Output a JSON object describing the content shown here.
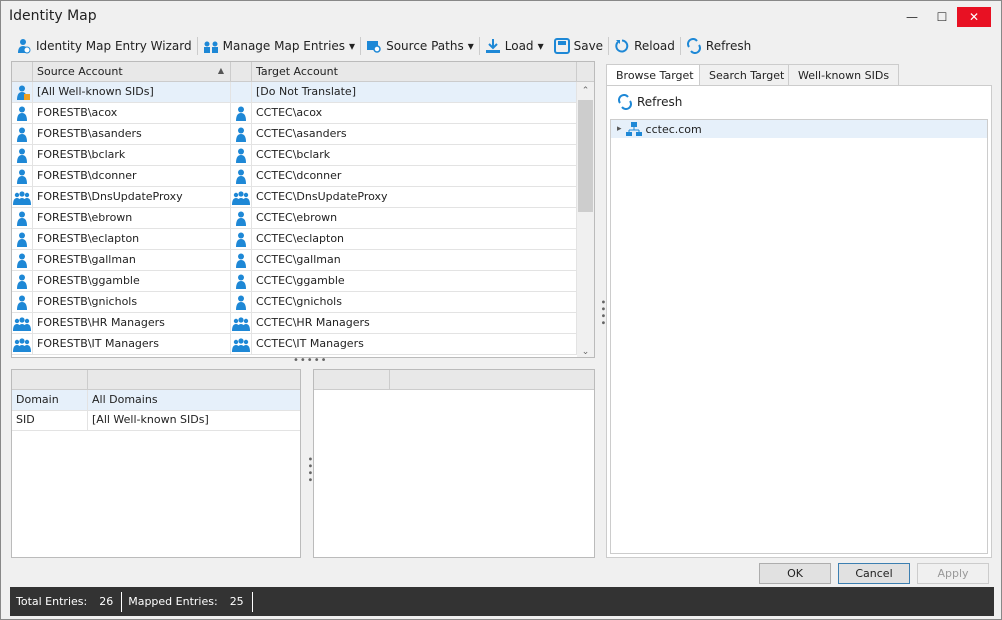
{
  "window": {
    "title": "Identity Map",
    "minimize": "—",
    "maximize": "☐",
    "close": "✕"
  },
  "toolbar": {
    "wizard": "Identity Map Entry Wizard",
    "manage": "Manage Map Entries",
    "source_paths": "Source Paths",
    "load": "Load",
    "save": "Save",
    "reload": "Reload",
    "refresh": "Refresh",
    "dropdown": "▾"
  },
  "map_grid": {
    "col_source": "Source Account",
    "col_target": "Target Account",
    "sort": "▲",
    "rows": [
      {
        "source": "[All Well-known SIDs]",
        "target": "[Do Not Translate]",
        "type": "special"
      },
      {
        "source": "FORESTB\\acox",
        "target": "CCTEC\\acox",
        "type": "user"
      },
      {
        "source": "FORESTB\\asanders",
        "target": "CCTEC\\asanders",
        "type": "user"
      },
      {
        "source": "FORESTB\\bclark",
        "target": "CCTEC\\bclark",
        "type": "user"
      },
      {
        "source": "FORESTB\\dconner",
        "target": "CCTEC\\dconner",
        "type": "user"
      },
      {
        "source": "FORESTB\\DnsUpdateProxy",
        "target": "CCTEC\\DnsUpdateProxy",
        "type": "group"
      },
      {
        "source": "FORESTB\\ebrown",
        "target": "CCTEC\\ebrown",
        "type": "user"
      },
      {
        "source": "FORESTB\\eclapton",
        "target": "CCTEC\\eclapton",
        "type": "user"
      },
      {
        "source": "FORESTB\\gallman",
        "target": "CCTEC\\gallman",
        "type": "user"
      },
      {
        "source": "FORESTB\\ggamble",
        "target": "CCTEC\\ggamble",
        "type": "user"
      },
      {
        "source": "FORESTB\\gnichols",
        "target": "CCTEC\\gnichols",
        "type": "user"
      },
      {
        "source": "FORESTB\\HR Managers",
        "target": "CCTEC\\HR Managers",
        "type": "group"
      },
      {
        "source": "FORESTB\\IT Managers",
        "target": "CCTEC\\IT Managers",
        "type": "group"
      }
    ]
  },
  "details": {
    "rows": [
      {
        "name": "Domain",
        "value": "All Domains"
      },
      {
        "name": "SID",
        "value": "[All Well-known SIDs]"
      }
    ]
  },
  "right": {
    "tabs": [
      "Browse Target",
      "Search Target",
      "Well-known SIDs"
    ],
    "refresh": "Refresh",
    "tree": [
      {
        "label": "cctec.com",
        "expander": "▸"
      }
    ]
  },
  "buttons": {
    "ok": "OK",
    "cancel": "Cancel",
    "apply": "Apply"
  },
  "status": {
    "total_label": "Total Entries:",
    "total": "26",
    "mapped_label": "Mapped Entries:",
    "mapped": "25"
  },
  "colors": {
    "accent": "#1e88d6",
    "status_bg": "#333333",
    "selected": "#e6f0fa"
  }
}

#### TASK
Print each of the records above exactly as written, leaving no picture in the copy.

#### COMPLETE OUTPUT
Output a JSON object describing the content shown here.
{
  "window": {
    "title": "Identity Map",
    "minimize": "—",
    "maximize": "☐",
    "close": "✕"
  },
  "toolbar": {
    "wizard": "Identity Map Entry Wizard",
    "manage": "Manage Map Entries",
    "source_paths": "Source Paths",
    "load": "Load",
    "save": "Save",
    "reload": "Reload",
    "refresh": "Refresh",
    "dropdown": "▾"
  },
  "map_grid": {
    "col_source": "Source Account",
    "col_target": "Target Account",
    "sort": "▲",
    "rows": [
      {
        "source": "[All Well-known SIDs]",
        "target": "[Do Not Translate]",
        "type": "special"
      },
      {
        "source": "FORESTB\\acox",
        "target": "CCTEC\\acox",
        "type": "user"
      },
      {
        "source": "FORESTB\\asanders",
        "target": "CCTEC\\asanders",
        "type": "user"
      },
      {
        "source": "FORESTB\\bclark",
        "target": "CCTEC\\bclark",
        "type": "user"
      },
      {
        "source": "FORESTB\\dconner",
        "target": "CCTEC\\dconner",
        "type": "user"
      },
      {
        "source": "FORESTB\\DnsUpdateProxy",
        "target": "CCTEC\\DnsUpdateProxy",
        "type": "group"
      },
      {
        "source": "FORESTB\\ebrown",
        "target": "CCTEC\\ebrown",
        "type": "user"
      },
      {
        "source": "FORESTB\\eclapton",
        "target": "CCTEC\\eclapton",
        "type": "user"
      },
      {
        "source": "FORESTB\\gallman",
        "target": "CCTEC\\gallman",
        "type": "user"
      },
      {
        "source": "FORESTB\\ggamble",
        "target": "CCTEC\\ggamble",
        "type": "user"
      },
      {
        "source": "FORESTB\\gnichols",
        "target": "CCTEC\\gnichols",
        "type": "user"
      },
      {
        "source": "FORESTB\\HR Managers",
        "target": "CCTEC\\HR Managers",
        "type": "group"
      },
      {
        "source": "FORESTB\\IT Managers",
        "target": "CCTEC\\IT Managers",
        "type": "group"
      }
    ]
  },
  "details": {
    "rows": [
      {
        "name": "Domain",
        "value": "All Domains"
      },
      {
        "name": "SID",
        "value": "[All Well-known SIDs]"
      }
    ]
  },
  "right": {
    "tabs": [
      "Browse Target",
      "Search Target",
      "Well-known SIDs"
    ],
    "refresh": "Refresh",
    "tree": [
      {
        "label": "cctec.com",
        "expander": "▸"
      }
    ]
  },
  "buttons": {
    "ok": "OK",
    "cancel": "Cancel",
    "apply": "Apply"
  },
  "status": {
    "total_label": "Total Entries:",
    "total": "26",
    "mapped_label": "Mapped Entries:",
    "mapped": "25"
  },
  "colors": {
    "accent": "#1e88d6",
    "status_bg": "#333333",
    "selected": "#e6f0fa"
  }
}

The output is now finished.